**What you need to do**
Give the records as a numbered list without blank lines, starting at the line that contains "x-axis-title: 类别 [1137,1539,1280,1618]" and ending at the last line of the records.

**Dataset excerpts**
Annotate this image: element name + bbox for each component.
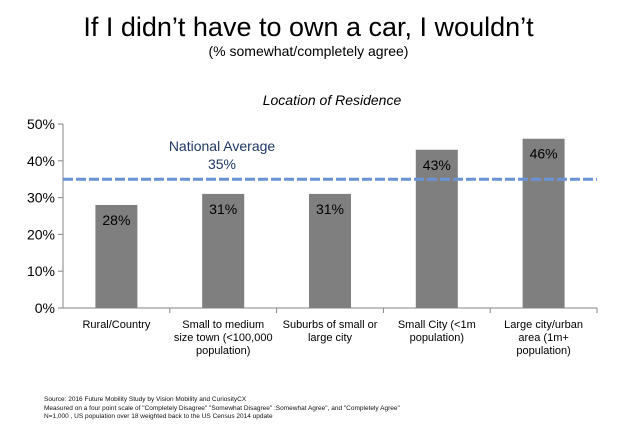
footnotes: Source: 2016 Future Mobility Study by Vi…: [44, 396, 400, 422]
page-title: If I didn’t have to own a car, I wouldn’…: [83, 12, 534, 42]
national-average-label: National Average: [169, 138, 276, 154]
bar-chart: Location of Residence 0% 10% 20% 30% 40% 50% Ru…: [27, 92, 598, 357]
page-subtitle: (% somewhat/completely agree): [208, 43, 409, 59]
bar: [202, 193, 245, 308]
footnote-scale: Measured on a four point scale of "Compl…: [44, 404, 400, 412]
x-tick-label: Large city/urban area (1m+ population): [504, 319, 583, 357]
y-tick-label: 20%: [27, 226, 55, 242]
bar: [522, 138, 565, 308]
bar: [95, 204, 138, 308]
national-average-value: 35%: [208, 156, 236, 172]
x-tick-label: Suburbs of small or large city: [283, 319, 378, 344]
data-label: 31%: [209, 201, 237, 217]
y-tick-label: 40%: [27, 153, 55, 169]
y-tick-label: 0%: [35, 300, 55, 316]
y-tick-label: 50%: [27, 116, 55, 132]
footnote-source: Source: 2016 Future Mobility Study by Vi…: [44, 396, 247, 403]
x-tick-label: Small City (<1m population): [398, 319, 476, 344]
y-tick-label: 10%: [27, 263, 55, 279]
data-label: 46%: [530, 146, 558, 162]
x-tick-label: Small to medium size town (<100,000 popula…: [174, 319, 273, 357]
chart-title: Location of Residence: [263, 92, 402, 108]
data-label: 43%: [423, 157, 451, 173]
footnote-sample: N=1,000 , US population over 18 weighted…: [44, 413, 273, 420]
y-tick-label: 30%: [27, 190, 55, 206]
data-label: 31%: [316, 201, 344, 217]
data-label: 28%: [102, 212, 130, 228]
x-tick-label: Rural/Country: [82, 319, 150, 331]
bar: [309, 193, 351, 308]
bar: [415, 149, 458, 308]
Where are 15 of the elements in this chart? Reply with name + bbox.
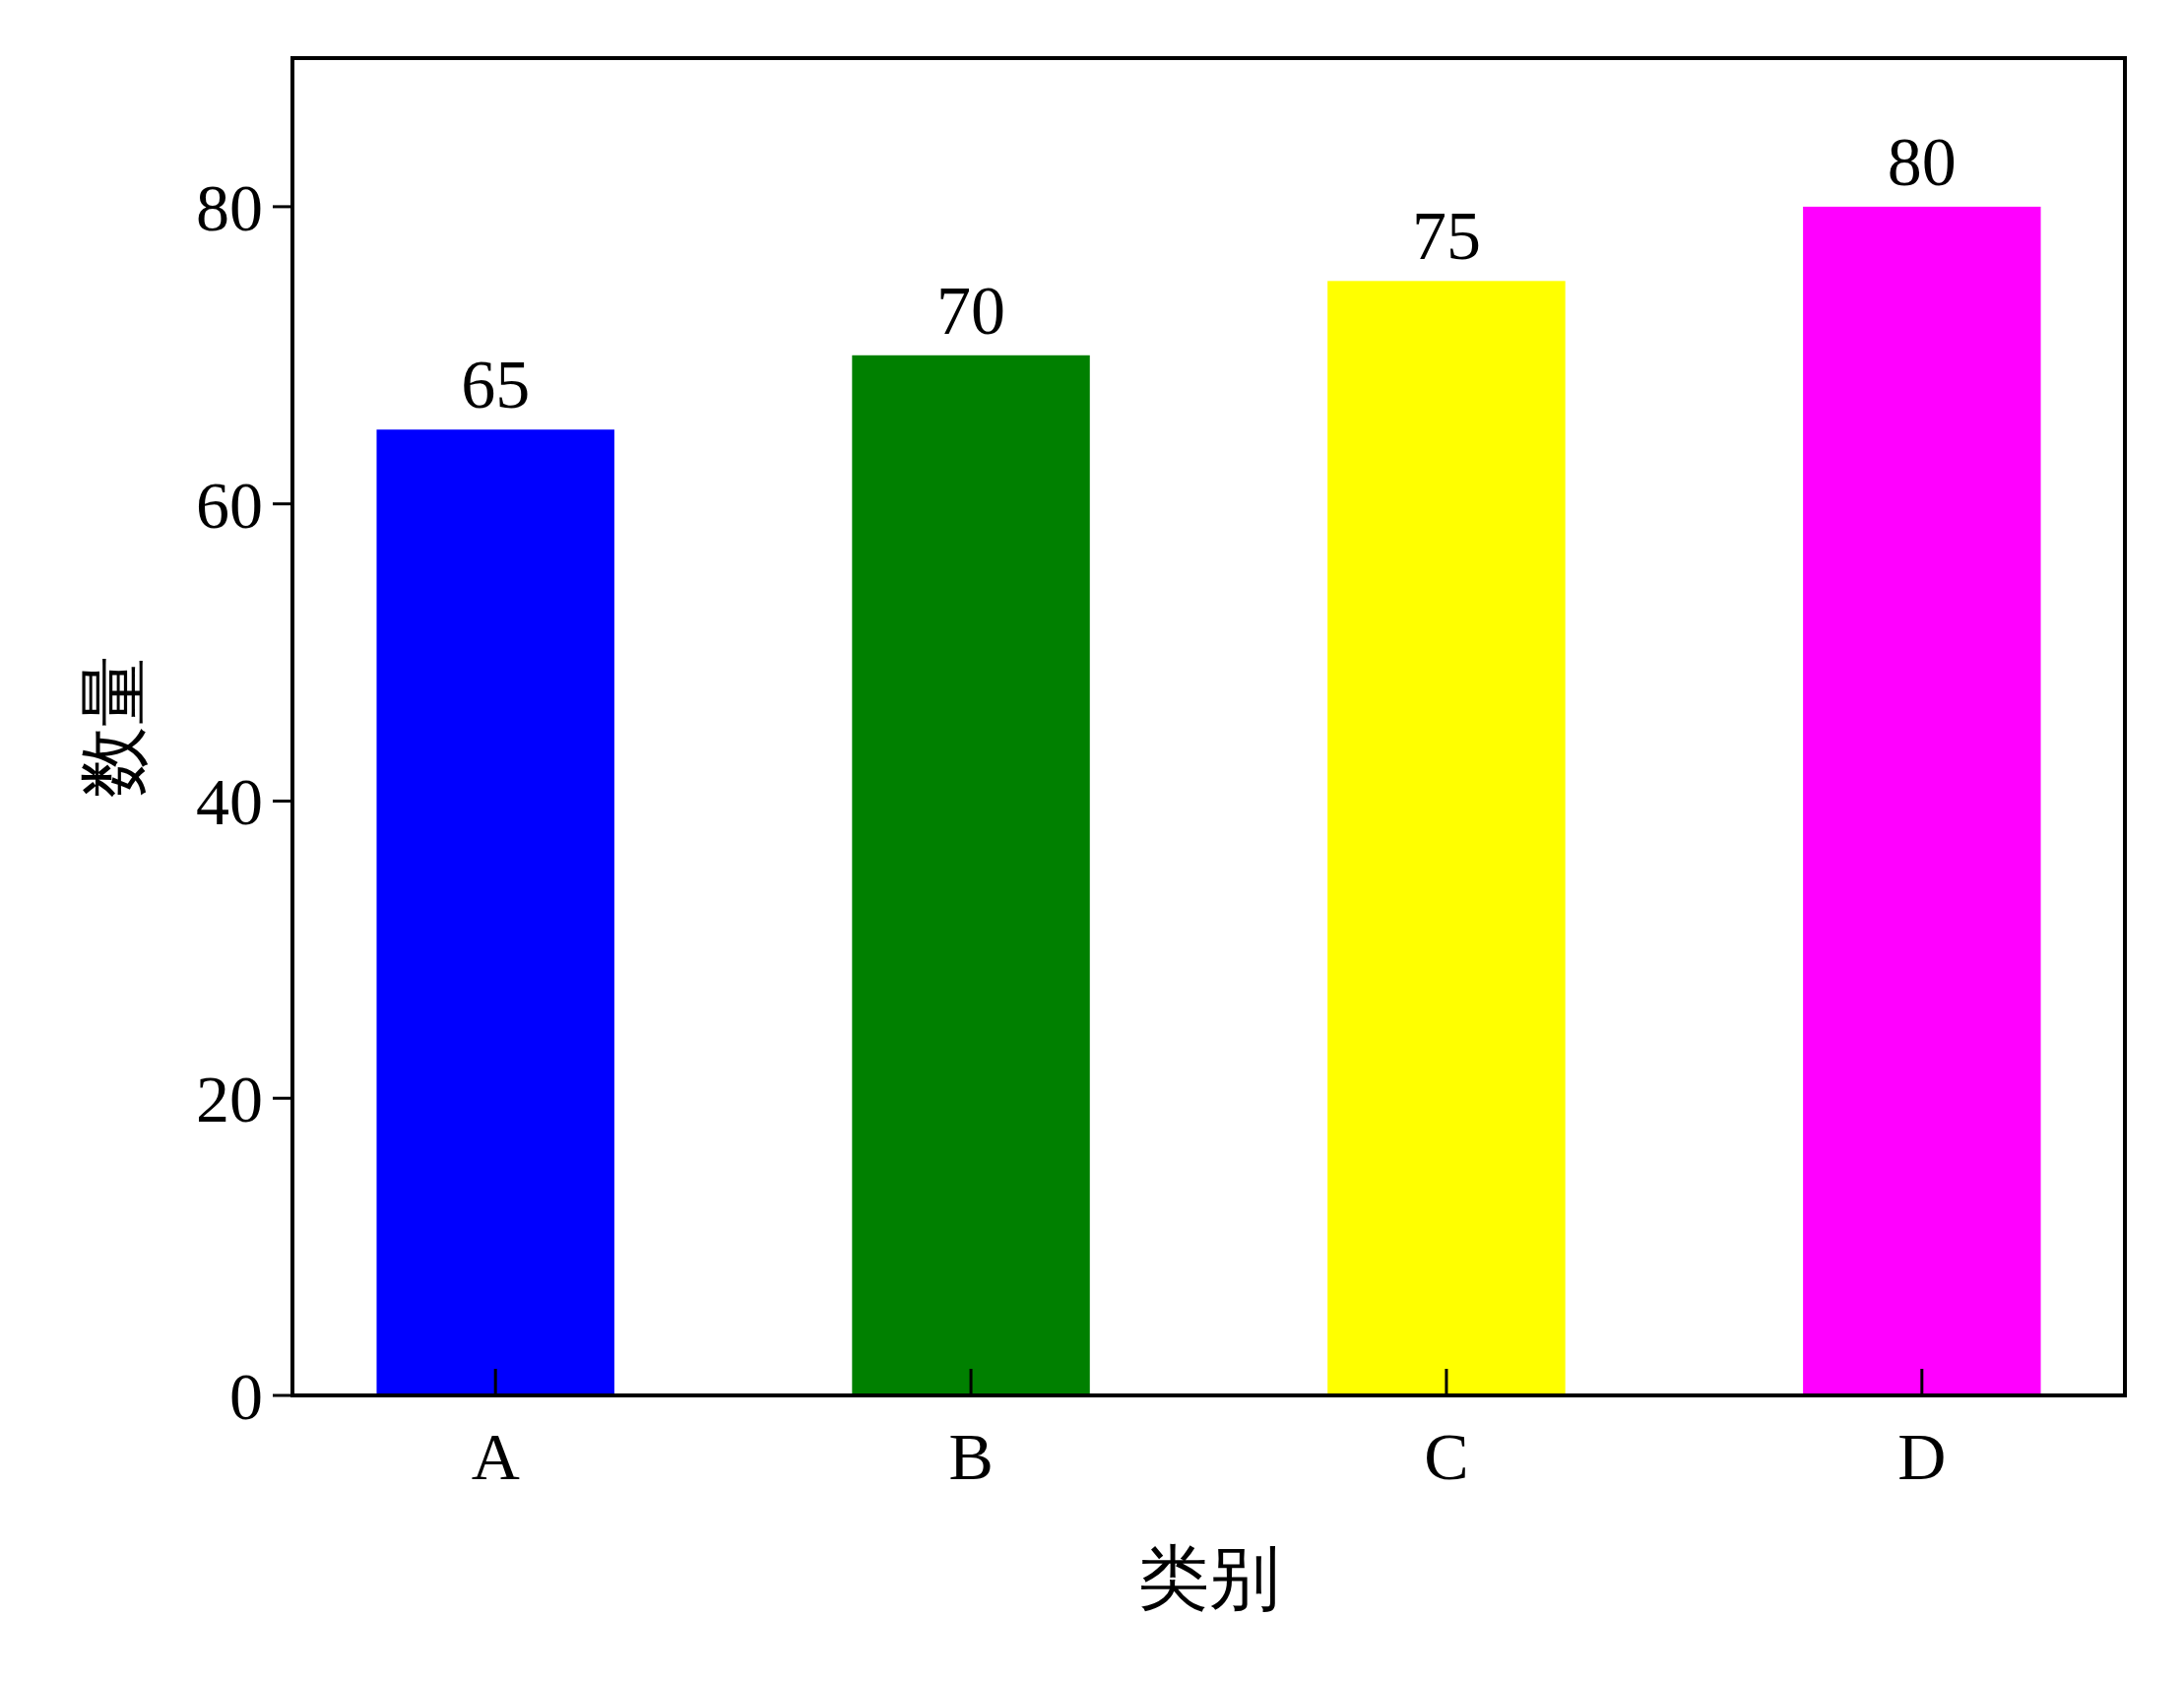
x-axis-title: 类别 [1137,1539,1280,1618]
data-label: 80 [1887,123,1957,200]
y-tick-label: 20 [196,1062,263,1137]
y-tick-label: 40 [196,764,263,840]
y-tick-label: 60 [196,467,263,543]
x-tick-label: A [471,1419,520,1494]
data-label: 65 [461,347,531,423]
x-tick-label: B [948,1419,994,1494]
y-tick-label: 0 [229,1359,263,1434]
x-tick-label: C [1424,1419,1469,1494]
y-axis-title: 数量 [75,656,154,798]
data-label: 75 [1411,198,1481,275]
data-label: 70 [936,272,1006,349]
y-tick-label: 80 [196,169,263,245]
x-tick-label: D [1897,1419,1947,1494]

**Exercise response**
1. x-axis-title: 类别 [1137,1539,1280,1618]
2. data-label: 80 [1887,123,1957,200]
3. y-tick-label: 20 [196,1062,263,1137]
4. y-tick-label: 40 [196,764,263,840]
5. y-tick-label: 60 [196,467,263,543]
6. x-tick-label: A [471,1419,520,1494]
7. data-label: 65 [461,347,531,423]
8. x-tick-label: B [948,1419,994,1494]
9. y-tick-label: 0 [229,1359,263,1434]
10. x-tick-label: C [1424,1419,1469,1494]
11. y-axis-title: 数量 [75,656,154,798]
12. data-label: 75 [1411,198,1481,275]
13. data-label: 70 [936,272,1006,349]
14. y-tick-label: 80 [196,169,263,245]
15. x-tick-label: D [1897,1419,1947,1494]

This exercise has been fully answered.